(Collected data)

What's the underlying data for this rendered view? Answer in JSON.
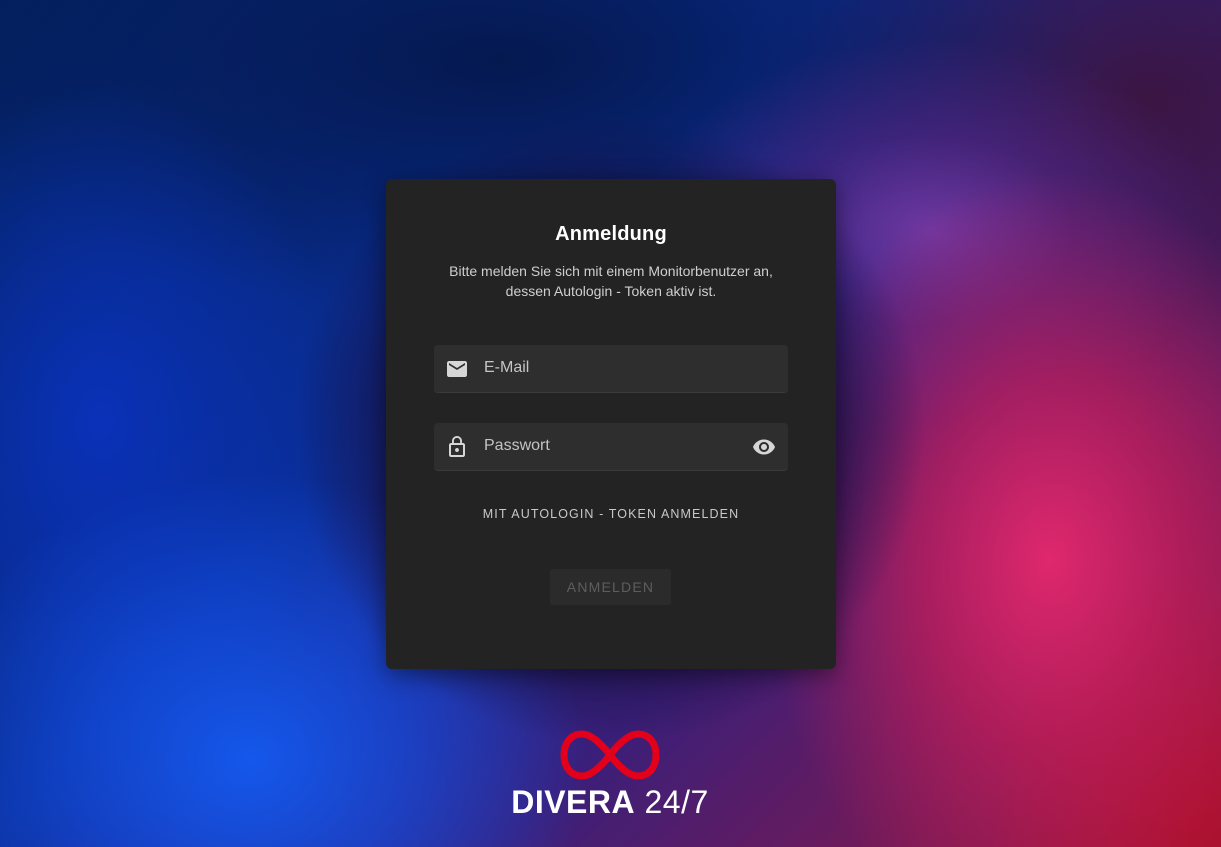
{
  "login": {
    "title": "Anmeldung",
    "subtitle": "Bitte melden Sie sich mit einem Monitorbenutzer an, dessen Autologin - Token aktiv ist.",
    "email": {
      "placeholder": "E-Mail",
      "value": "",
      "icon": "mail-icon"
    },
    "password": {
      "placeholder": "Passwort",
      "value": "",
      "icon": "lock-icon",
      "toggle_icon": "eye-icon"
    },
    "token_link": "MIT AUTOLOGIN - TOKEN ANMELDEN",
    "submit_label": "ANMELDEN"
  },
  "brand": {
    "name_bold": "DIVERA",
    "name_light": " 24/7",
    "logo_color": "#e3001b"
  },
  "colors": {
    "card_bg": "#232323",
    "field_bg": "#2e2e2e",
    "button_disabled_bg": "#2b2b2b",
    "button_disabled_text": "#5e5e5e"
  }
}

▶ **Requirement**
Of the lines above, copy each that contains "placeholder".

▶ **Finished answer**
      "placeholder": "E-Mail",
      "placeholder": "Passwort",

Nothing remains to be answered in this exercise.